═══ READING TEXT ═══
The outside world understood little about what was going on in Pol Pot’s Cambodia, the closed-off country at the time. (File photo)


By Michelle Fitzpatrick
AFP PHNOM PENH


When the Khmer Rouge invited a pair of American journalists to Cambodia in the late 1970s for a rare glimpse of the revolution, they found empty streets and schools in a city with no laughter.

“There was nobody there. It was like walking into the Twilight Zone,” recalled one-time Washington Post correspondent Elizabeth Becker.

Invited by the hardline communist regime to visit the capital Phnom Penh in 1978, she jumped at the rare chance to see the secretive revolution in action and meet its leader Pol Pot.

But after a tense two-week trip, peppered with numerous staged photo opportunities in a filmset-like atmosphere, Becker left convinced of the regime's insanity. And her British travel companion was dead.

More than three decades later, the now retired journalist has returned to put her photographs and recorded interviews with Pol Pot and other Khmer Rouge leaders on display in Cambodia for the first time.
═══ DATA BLOCK ═══
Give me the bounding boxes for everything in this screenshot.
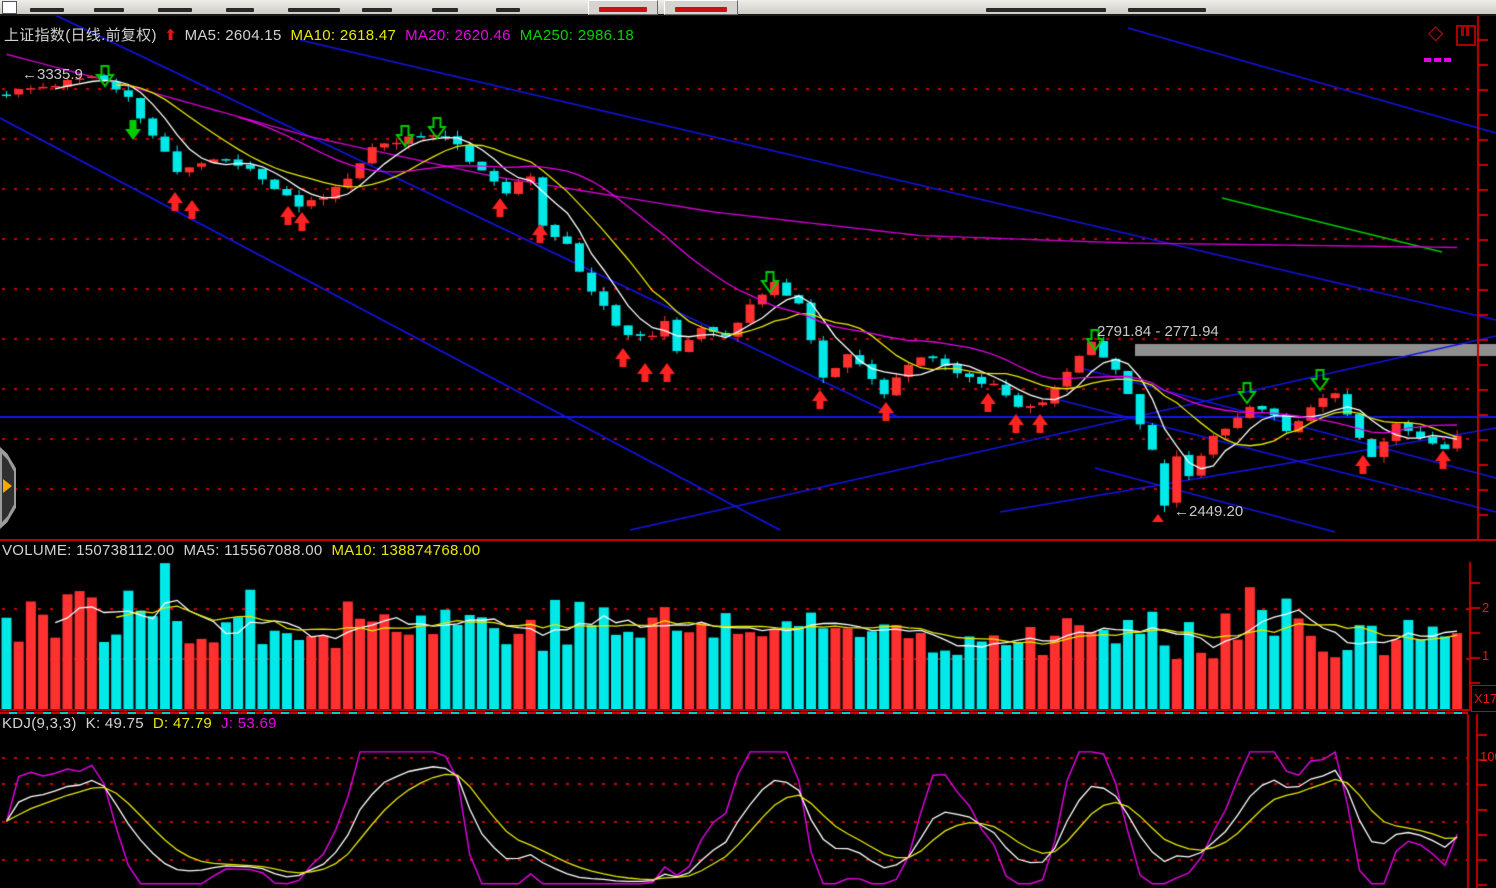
═══
• CHALLENGES:
(A) In the article about Elizabeth Becker's 1978 visit to Khmer Rouge Cambodia, how long did her trip last?
(B) Continue the article about Elizabeth Becker's 1978 visit to Khmer Rouge Cambodia, starting right after its last sentence.

• RESULTS OF THE EXERCISE:
(A) Two weeks.

(B)
She is also preparing to testify before Cambodia’s U.N.-backed court in a landmark trial against three top leaders ̶ including ex-foreign minister Ieng Sary, who arranged her visa for that fateful trip.

The three deny charges of war crimes, crimes against humanity and genocide for their roles in the 1975-1979 regime, which is blamed for the deaths of up to two million people from starvation, overwork or execution.

Led by “Brother Number One” Pol Pot, the hardline communist movement emptied cities, abolished money and religion and forced millions to work in huge labor camps in a bid to create an agrarian utopia.

But the outside world understood little about what was going on in the closed-off country at the time.

By December 1978, in the final days of the regime, a Vietnamese invasion was imminent and the Khmer Rouge belatedly sought support to fend off the enemy ̶ starting with positive press about the revolution.

“They had isolated themselves from the world and desperately needed friends or help,” Becker, now 64, said in a recent interview with AFP.

Becker, who began her career as a war reporter in Phnom Penh in the early 1970s, was invited with U.S. journalist Richard Dudman, who had covered the Vietnam War.

The third guest was Malcolm Caldwell, a Scottish Marxist academic who had written a favorable book about the revolution.

That Becker was granted a visa is somewhat remarkable since she had already published several critical pieces about the Khmer Rouge, based on the horror stories that were trickling in from Cambodian refugees.

“Do not presume they were all-seeing and all-wise,” Becker said about the Khmer Rouge leadership. “The one thing people keep forgetting is how incompetent these people were. They were cruel and ruthless and incompetent.”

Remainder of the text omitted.